--- start Exercise material ---

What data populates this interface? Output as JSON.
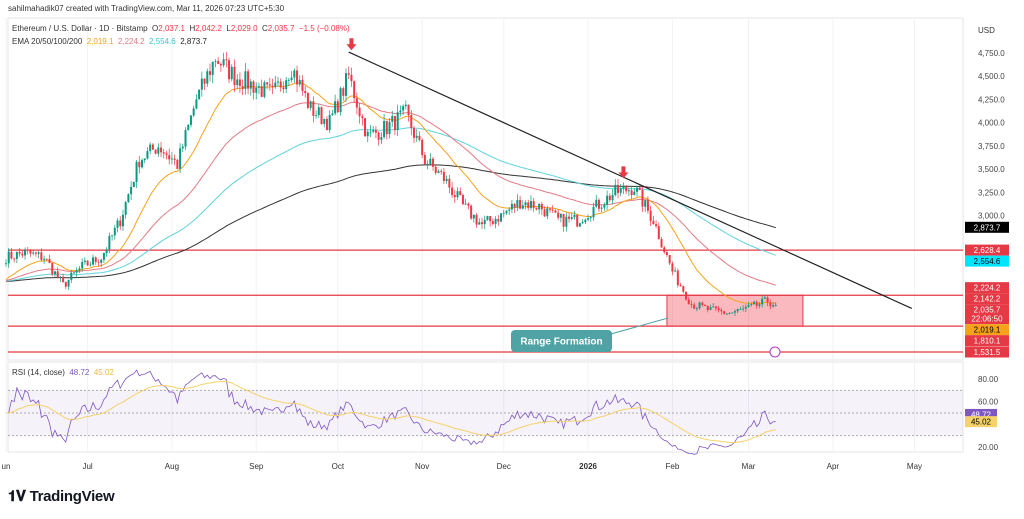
{
  "header": {
    "credit": "sahilmahadik07 created with TradingView.com, Mar 11, 2026 07:23 UTC+5:30",
    "symbol": "Ethereum / U.S. Dollar · 1D · Bitstamp",
    "o_label": "O",
    "o": "2,037.1",
    "h_label": "H",
    "h": "2,042.2",
    "l_label": "L",
    "l": "2,029.0",
    "c_label": "C",
    "c": "2,035.7",
    "change": "−1.5 (−0.08%)",
    "ema_label": "EMA 20/50/100/200",
    "ema_values": [
      "2,019.1",
      "2,224.2",
      "2,554.6",
      "2,873.7"
    ]
  },
  "currency": "USD",
  "colors": {
    "up": "#089981",
    "down": "#f23645",
    "ema20": "#f7a21b",
    "ema50": "#e57a86",
    "ema100": "#5fd3dc",
    "ema200": "#333333",
    "level": "#e53945",
    "rsi": "#7e57c2",
    "rsi_ma": "#f5d26b",
    "annotation": "#4fa3a5"
  },
  "price_axis": [
    "4,750.0",
    "4,500.0",
    "4,250.0",
    "4,000.0",
    "3,750.0",
    "3,500.0",
    "3,250.0",
    "3,000.0"
  ],
  "price_tags": [
    {
      "value": "2,873.7",
      "price": 2873.7,
      "bg": "#000000",
      "fg": "#ffffff"
    },
    {
      "value": "2,628.4",
      "price": 2628.4,
      "bg": "#e53945",
      "fg": "#ffffff"
    },
    {
      "value": "2,554.6",
      "price": 2554.6,
      "bg": "#00e5ff",
      "fg": "#000000"
    },
    {
      "value": "2,224.2",
      "price": 2224.2,
      "bg": "#e53945",
      "fg": "#ffffff"
    },
    {
      "value": "2,142.2",
      "price": 2142.2,
      "bg": "#e53945",
      "fg": "#ffffff"
    },
    {
      "value": "2,035.7",
      "price": 2035.7,
      "bg": "#e53945",
      "fg": "#ffffff",
      "sub": "22:06:50"
    },
    {
      "value": "2,019.1",
      "price": 2019.1,
      "bg": "#f7a21b",
      "fg": "#000000"
    },
    {
      "value": "1,810.1",
      "price": 1810.1,
      "bg": "#e53945",
      "fg": "#ffffff"
    },
    {
      "value": "1,531.5",
      "price": 1531.5,
      "bg": "#e53945",
      "fg": "#ffffff"
    }
  ],
  "levels": [
    2628.4,
    2142.2,
    1810.1,
    1531.5
  ],
  "annotation": {
    "label": "Range Formation"
  },
  "rsi": {
    "label": "RSI (14, close)",
    "value": "48.72",
    "ma": "45.02",
    "axis": [
      "80.00",
      "60.00",
      "20.00"
    ],
    "bands": [
      70,
      50,
      30
    ]
  },
  "chart_data": {
    "type": "candlestick",
    "title": "Ethereum / U.S. Dollar · 1D · Bitstamp",
    "x_unit": "days since 2025-06-01",
    "x_ticks": [
      {
        "label": "un",
        "d": 0
      },
      {
        "label": "Jul",
        "d": 30
      },
      {
        "label": "Aug",
        "d": 61
      },
      {
        "label": "Sep",
        "d": 92
      },
      {
        "label": "Oct",
        "d": 122
      },
      {
        "label": "Nov",
        "d": 153
      },
      {
        "label": "Dec",
        "d": 183
      },
      {
        "label": "2026",
        "d": 214
      },
      {
        "label": "Feb",
        "d": 245
      },
      {
        "label": "Mar",
        "d": 273
      },
      {
        "label": "Apr",
        "d": 304
      },
      {
        "label": "May",
        "d": 334
      }
    ],
    "ylim": [
      1400,
      4900
    ],
    "approx_closes": [
      [
        0,
        2550
      ],
      [
        7,
        2600
      ],
      [
        14,
        2550
      ],
      [
        21,
        2250
      ],
      [
        28,
        2450
      ],
      [
        35,
        2550
      ],
      [
        42,
        2950
      ],
      [
        49,
        3600
      ],
      [
        56,
        3750
      ],
      [
        63,
        3550
      ],
      [
        70,
        4250
      ],
      [
        77,
        4700
      ],
      [
        84,
        4500
      ],
      [
        91,
        4400
      ],
      [
        98,
        4300
      ],
      [
        105,
        4600
      ],
      [
        112,
        4150
      ],
      [
        119,
        4000
      ],
      [
        126,
        4500
      ],
      [
        133,
        3850
      ],
      [
        140,
        3950
      ],
      [
        147,
        4100
      ],
      [
        154,
        3600
      ],
      [
        161,
        3400
      ],
      [
        168,
        3100
      ],
      [
        175,
        2900
      ],
      [
        182,
        3000
      ],
      [
        189,
        3150
      ],
      [
        196,
        3100
      ],
      [
        203,
        2950
      ],
      [
        210,
        2950
      ],
      [
        217,
        3100
      ],
      [
        224,
        3250
      ],
      [
        231,
        3300
      ],
      [
        238,
        2950
      ],
      [
        245,
        2400
      ],
      [
        252,
        2050
      ],
      [
        259,
        1980
      ],
      [
        266,
        1950
      ],
      [
        273,
        2000
      ],
      [
        280,
        2080
      ],
      [
        283,
        2035.7
      ]
    ],
    "trendline": [
      [
        126,
        4760
      ],
      [
        333,
        2000
      ]
    ],
    "range_box": {
      "d": [
        243,
        293
      ],
      "price": [
        1810.1,
        2142.2
      ]
    },
    "arrows": [
      {
        "d": 127,
        "price": 4780
      },
      {
        "d": 227,
        "price": 3400
      }
    ]
  },
  "footer": {
    "logo": "TradingView"
  }
}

--- end Exercise material ---

> _Task to carry out_: Answer only with how many lines in the records include "Dollar".

> _Exercise result_: 2